Text section:
At its most basic, a window should be able to do two things: open to let air in and close to keep out the elements. A surprising number of homeowners live with stiff, rattling sash windows, or even ones that don’t open. The usual suspects behind this problem are the weights. Getting them right is the first step to a smoothly sliding window. Here’s how to get the balance right, saving you time, money and hassle.

Remove the sash windows and then continue with the steps below.

Step one – Remove the weights

The weights operate in channels inside the frame – the top sash weight channel is the outer one. To remove the sash weights, take out the pocket cover (image 1) and push the “wagtail” (the piece of wood separating the two channels, image 2) to one side. Take hold of the weight and untie the cord so that it passes through the pulley and the sash weight can be removed from the frame (image 3). Repeat this for each weight.

Material shown:
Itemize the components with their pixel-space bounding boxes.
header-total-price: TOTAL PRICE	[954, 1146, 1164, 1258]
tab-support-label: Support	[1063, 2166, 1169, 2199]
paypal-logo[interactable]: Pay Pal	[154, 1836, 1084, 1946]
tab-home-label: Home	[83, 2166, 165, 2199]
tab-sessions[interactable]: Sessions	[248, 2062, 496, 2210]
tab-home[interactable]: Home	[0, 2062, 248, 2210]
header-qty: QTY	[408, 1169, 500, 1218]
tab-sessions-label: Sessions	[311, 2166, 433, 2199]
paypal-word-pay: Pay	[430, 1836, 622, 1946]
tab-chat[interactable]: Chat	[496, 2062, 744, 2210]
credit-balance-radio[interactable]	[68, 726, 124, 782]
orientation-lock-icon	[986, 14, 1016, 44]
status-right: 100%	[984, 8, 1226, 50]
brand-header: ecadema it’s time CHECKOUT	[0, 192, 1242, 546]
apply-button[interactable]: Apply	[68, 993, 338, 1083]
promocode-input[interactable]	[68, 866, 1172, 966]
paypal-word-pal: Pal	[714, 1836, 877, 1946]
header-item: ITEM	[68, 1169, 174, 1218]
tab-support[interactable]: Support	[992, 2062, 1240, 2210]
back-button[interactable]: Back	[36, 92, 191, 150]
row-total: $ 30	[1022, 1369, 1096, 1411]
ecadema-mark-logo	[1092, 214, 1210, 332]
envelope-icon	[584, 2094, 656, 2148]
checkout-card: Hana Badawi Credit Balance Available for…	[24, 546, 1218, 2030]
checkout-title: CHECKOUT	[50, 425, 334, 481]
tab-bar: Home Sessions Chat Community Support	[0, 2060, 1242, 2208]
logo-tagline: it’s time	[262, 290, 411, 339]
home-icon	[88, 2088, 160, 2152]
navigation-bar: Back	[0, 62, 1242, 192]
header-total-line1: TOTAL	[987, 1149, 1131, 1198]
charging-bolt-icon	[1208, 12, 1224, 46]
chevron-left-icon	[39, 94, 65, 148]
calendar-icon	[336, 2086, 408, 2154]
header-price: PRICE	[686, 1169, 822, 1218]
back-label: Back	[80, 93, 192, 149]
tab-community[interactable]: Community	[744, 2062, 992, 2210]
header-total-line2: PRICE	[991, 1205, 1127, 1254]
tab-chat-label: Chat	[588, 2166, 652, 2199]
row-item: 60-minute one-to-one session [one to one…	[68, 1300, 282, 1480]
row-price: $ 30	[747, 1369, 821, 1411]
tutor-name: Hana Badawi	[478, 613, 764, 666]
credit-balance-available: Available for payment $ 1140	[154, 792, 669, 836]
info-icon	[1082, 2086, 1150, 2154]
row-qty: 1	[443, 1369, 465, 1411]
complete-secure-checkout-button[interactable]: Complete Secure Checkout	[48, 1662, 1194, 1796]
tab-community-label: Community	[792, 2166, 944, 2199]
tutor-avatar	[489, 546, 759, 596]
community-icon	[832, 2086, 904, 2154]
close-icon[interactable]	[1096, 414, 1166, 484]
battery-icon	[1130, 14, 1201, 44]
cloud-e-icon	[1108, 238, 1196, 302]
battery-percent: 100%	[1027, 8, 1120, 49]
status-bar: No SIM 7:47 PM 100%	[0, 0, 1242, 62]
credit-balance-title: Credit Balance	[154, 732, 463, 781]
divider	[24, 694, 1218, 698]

Problems:
1. According to the sash window text, what is the "wagtail"?
2. Render the entries as a numbered list, beginning with the first line of the entries and continuing through the line containing "2062, 496, 2210]".
The window-weight text and the entries have no connection to each other.

Answers to the problems:
1. The piece of wood separating the two channels.

2.
1. Itemize the components with their pixel-space bounding boxes.
2. header-total-price: TOTAL PRICE	[954, 1146, 1164, 1258]
3. tab-support-label: Support	[1063, 2166, 1169, 2199]
4. paypal-logo[interactable]: Pay Pal	[154, 1836, 1084, 1946]
5. tab-home-label: Home	[83, 2166, 165, 2199]
6. tab-sessions[interactable]: Sessions	[248, 2062, 496, 2210]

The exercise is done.